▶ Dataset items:
|---|

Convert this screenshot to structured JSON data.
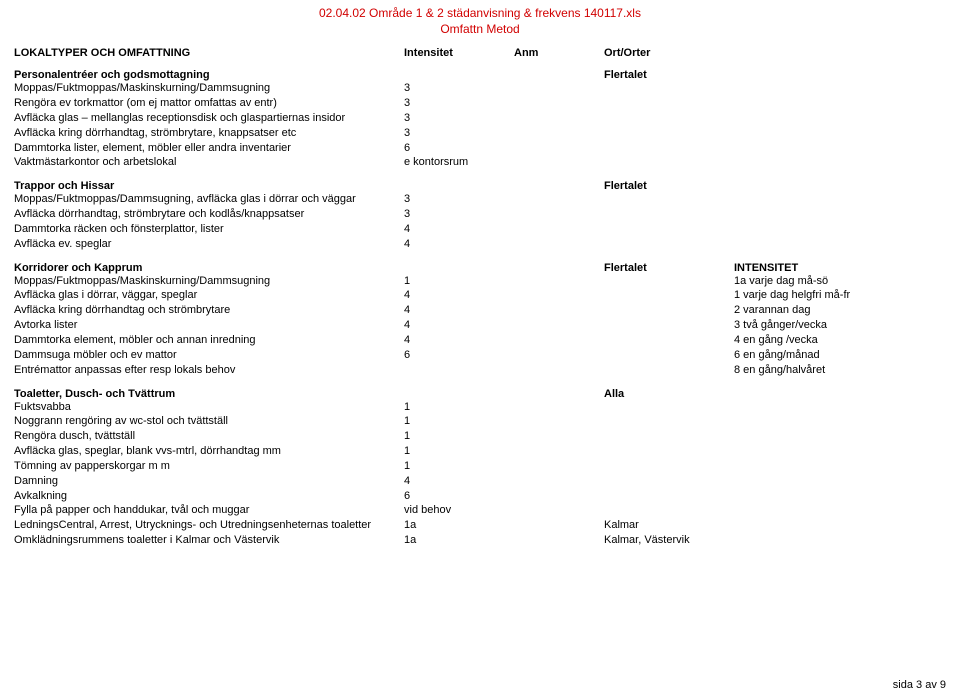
{
  "title": {
    "line1": "02.04.02 Område 1 & 2 städanvisning & frekvens 140117.xls",
    "line2": "Omfattn Metod",
    "color": "#d10000"
  },
  "header": {
    "col_desc": "LOKALTYPER OCH OMFATTNING",
    "col_int": "Intensitet",
    "col_anm": "Anm",
    "col_ort": "Ort/Orter"
  },
  "sections": [
    {
      "title": "Personalentréer och godsmottagning",
      "ort": "Flertalet",
      "rows": [
        {
          "desc": "Moppas/Fuktmoppas/Maskinskurning/Dammsugning",
          "int": "3"
        },
        {
          "desc": "Rengöra ev torkmattor (om ej mattor omfattas av entr)",
          "int": "3"
        },
        {
          "desc": "Avfläcka glas – mellanglas receptionsdisk och glaspartiernas insidor",
          "int": "3"
        },
        {
          "desc": "Avfläcka kring dörrhandtag, strömbrytare, knappsatser etc",
          "int": "3"
        },
        {
          "desc": "Dammtorka lister, element, möbler eller andra inventarier",
          "int": "6"
        },
        {
          "desc": "Vaktmästarkontor och arbetslokal",
          "int": "e kontorsrum"
        }
      ]
    },
    {
      "title": "Trappor och Hissar",
      "ort": "Flertalet",
      "rows": [
        {
          "desc": "Moppas/Fuktmoppas/Dammsugning, avfläcka glas i dörrar och väggar",
          "int": "3"
        },
        {
          "desc": "Avfläcka dörrhandtag, strömbrytare och kodlås/knappsatser",
          "int": "3"
        },
        {
          "desc": "Dammtorka räcken och fönsterplattor, lister",
          "int": "4"
        },
        {
          "desc": "Avfläcka ev. speglar",
          "int": "4"
        }
      ]
    },
    {
      "title": "Korridorer och Kapprum",
      "ort": "Flertalet",
      "note_header": "INTENSITET",
      "rows": [
        {
          "desc": "Moppas/Fuktmoppas/Maskinskurning/Dammsugning",
          "int": "1",
          "note": "1a varje dag må-sö"
        },
        {
          "desc": "Avfläcka glas i dörrar, väggar, speglar",
          "int": "4",
          "note": "1 varje dag helgfri må-fr"
        },
        {
          "desc": "Avfläcka kring dörrhandtag och strömbrytare",
          "int": "4",
          "note": "2 varannan dag"
        },
        {
          "desc": "Avtorka lister",
          "int": "4",
          "note": "3 två gånger/vecka"
        },
        {
          "desc": "Dammtorka element, möbler och annan inredning",
          "int": "4",
          "note": "4 en gång /vecka"
        },
        {
          "desc": "Dammsuga möbler och ev mattor",
          "int": "6",
          "note": "6 en gång/månad"
        },
        {
          "desc": "Entrémattor anpassas efter resp lokals behov",
          "int": "",
          "note": "8 en gång/halvåret"
        }
      ]
    },
    {
      "title": "Toaletter, Dusch- och Tvättrum",
      "ort": "Alla",
      "rows": [
        {
          "desc": "Fuktsvabba",
          "int": "1"
        },
        {
          "desc": "Noggrann rengöring av wc-stol och tvättställ",
          "int": "1"
        },
        {
          "desc": "Rengöra dusch, tvättställ",
          "int": "1"
        },
        {
          "desc": "Avfläcka glas, speglar, blank vvs-mtrl, dörrhandtag mm",
          "int": "1"
        },
        {
          "desc": "Tömning av papperskorgar m m",
          "int": "1"
        },
        {
          "desc": "Damning",
          "int": "4"
        },
        {
          "desc": "Avkalkning",
          "int": "6"
        },
        {
          "desc": "Fylla på papper och handdukar, tvål och muggar",
          "int": "vid behov"
        },
        {
          "desc": "LedningsCentral, Arrest, Utrycknings- och Utredningsenheternas toaletter",
          "int": "1a",
          "ort": "Kalmar"
        },
        {
          "desc": "Omklädningsrummens toaletter i Kalmar och Västervik",
          "int": "1a",
          "ort": "Kalmar, Västervik"
        }
      ]
    }
  ],
  "footer": "sida 3 av 9"
}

|---|

▶ Set exercise: Scan the material above for the word "behov". Copy each line where it occurs.

▶ The output:
          "desc": "Entrémattor anpassas efter resp lokals behov",
          "int": "vid behov"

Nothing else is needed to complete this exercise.